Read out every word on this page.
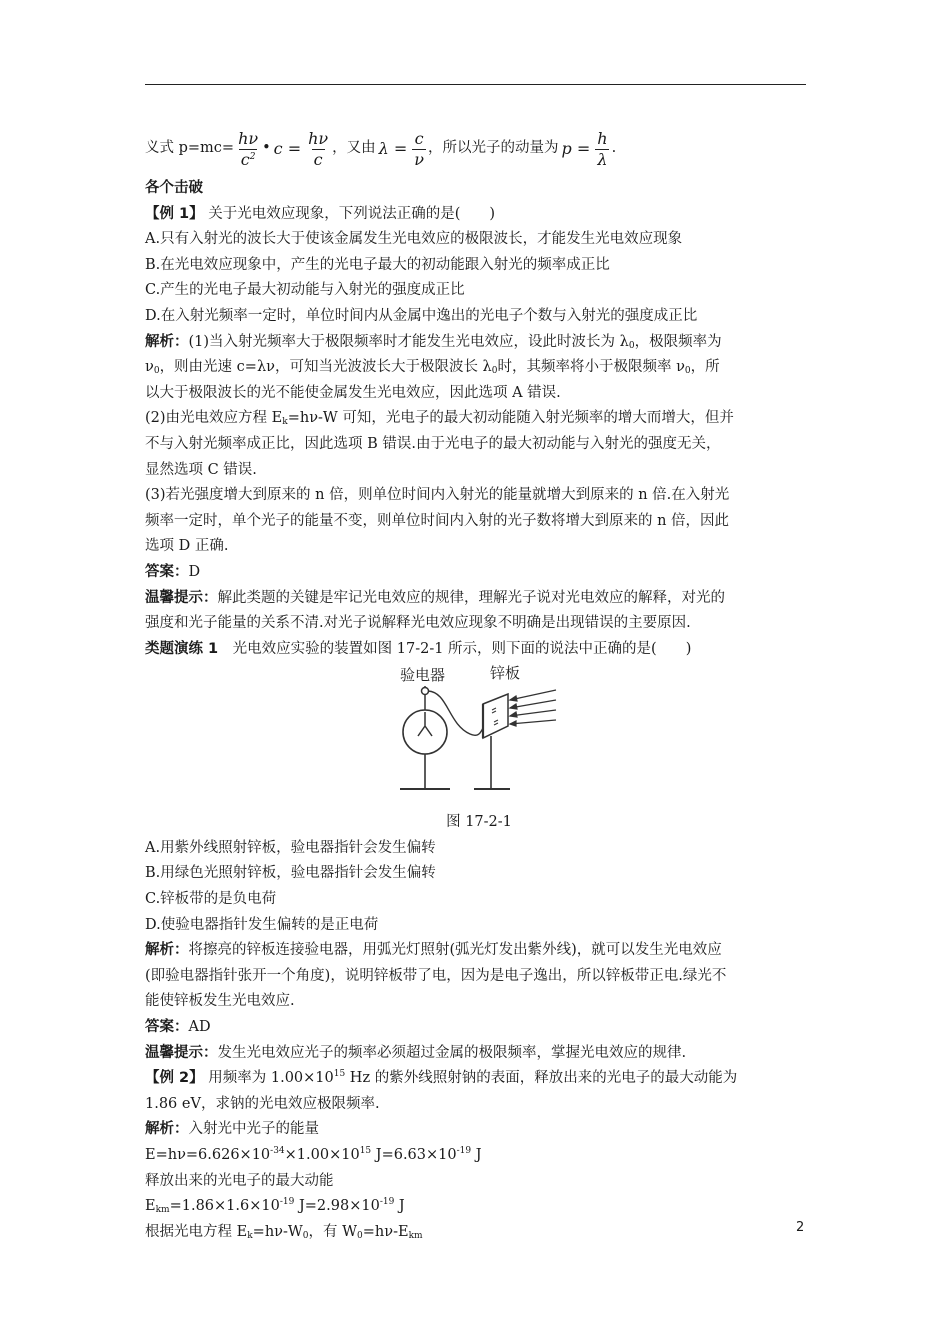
义式 $p=mc= \frac{h\nu}{c^2}$ • $c = \frac{h\nu}{c}$ ，又由 $\lambda = \frac{c}{\nu}$ ，所以光子的动量为 $p = \frac{h}{\lambda}$ .

各个击破

【例 1】 关于光电效应现象，下列说法正确的是(　　)

A.只有入射光的波长大于使该金属发生光电效应的极限波长，才能发生光电效应现象

B.在光电效应现象中，产生的光电子最大的初动能跟入射光的频率成正比

C.产生的光电子最大初动能与入射光的强度成正比

D.在入射光频率一定时，单位时间内从金属中逸出的光电子个数与入射光的强度成正比

解析：(1)当入射光频率大于极限频率时才能发生光电效应，设此时波长为 $\lambda_0$，极限频率为

$\nu_0$，则由光速 c=λν，可知当光波波长大于极限波长 $\lambda_0$时，其频率将小于极限频率 $\nu_0$，所

以大于极限波长的光不能使金属发生光电效应，因此选项 A 错误.

(2)由光电效应方程 $E_k=h\nu-W$ 可知，光电子的最大初动能随入射光频率的增大而增大，但并

不与入射光频率成正比，因此选项 B 错误.由于光电子的最大初动能与入射光的强度无关，

显然选项 C 错误.

(3)若光强度增大到原来的 n 倍，则单位时间内入射光的能量就增大到原来的 n 倍.在入射光

频率一定时，单个光子的能量不变，则单位时间内入射的光子数将增大到原来的 n 倍，因此

选项 D 正确.

答案：D

温馨提示：解此类题的关键是牢记光电效应的规律，理解光子说对光电效应的解释，对光的

强度和光子能量的关系不清.对光子说解释光电效应现象不明确是出现错误的主要原因.

类题演练 1　光电效应实验的装置如图 17-2-1 所示，则下面的说法中正确的是(　　)

验电器	锌板

图 17-2-1

A.用紫外线照射锌板，验电器指针会发生偏转

B.用绿色光照射锌板，验电器指针会发生偏转

C.锌板带的是负电荷

D.使验电器指针发生偏转的是正电荷

解析：将擦亮的锌板连接验电器，用弧光灯照射(弧光灯发出紫外线)，就可以发生光电效应

(即验电器指针张开一个角度)，说明锌板带了电，因为是电子逸出，所以锌板带正电.绿光不

能使锌板发生光电效应.

答案：AD

温馨提示：发生光电效应光子的频率必须超过金属的极限频率，掌握光电效应的规律.

【例 2】 用频率为 $1.00\times 10^{15}$ Hz 的紫外线照射钠的表面，释放出来的光电子的最大动能为

1.86 eV，求钠的光电效应极限频率.

解析：入射光中光子的能量

$E=h\nu=6.626\times 10^{-34}\times 1.00\times 10^{15}$ $J=6.63\times 10^{-19}$ J

释放出来的光电子的最大动能

$E_{km}=1.86\times 1.6\times 10^{-19}$ $J=2.98\times 10^{-19}$ J

根据光电方程 $E_k=h\nu-W_0$，有 $W_0=h\nu-E_{km}$

2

===============

— GOAL —
Extract all lines of the records above that include "验电器指针会发生偏转".

— FINAL RESULT —
A.用紫外线照射锌板，验电器指针会发生偏转
B.用绿色光照射锌板，验电器指针会发生偏转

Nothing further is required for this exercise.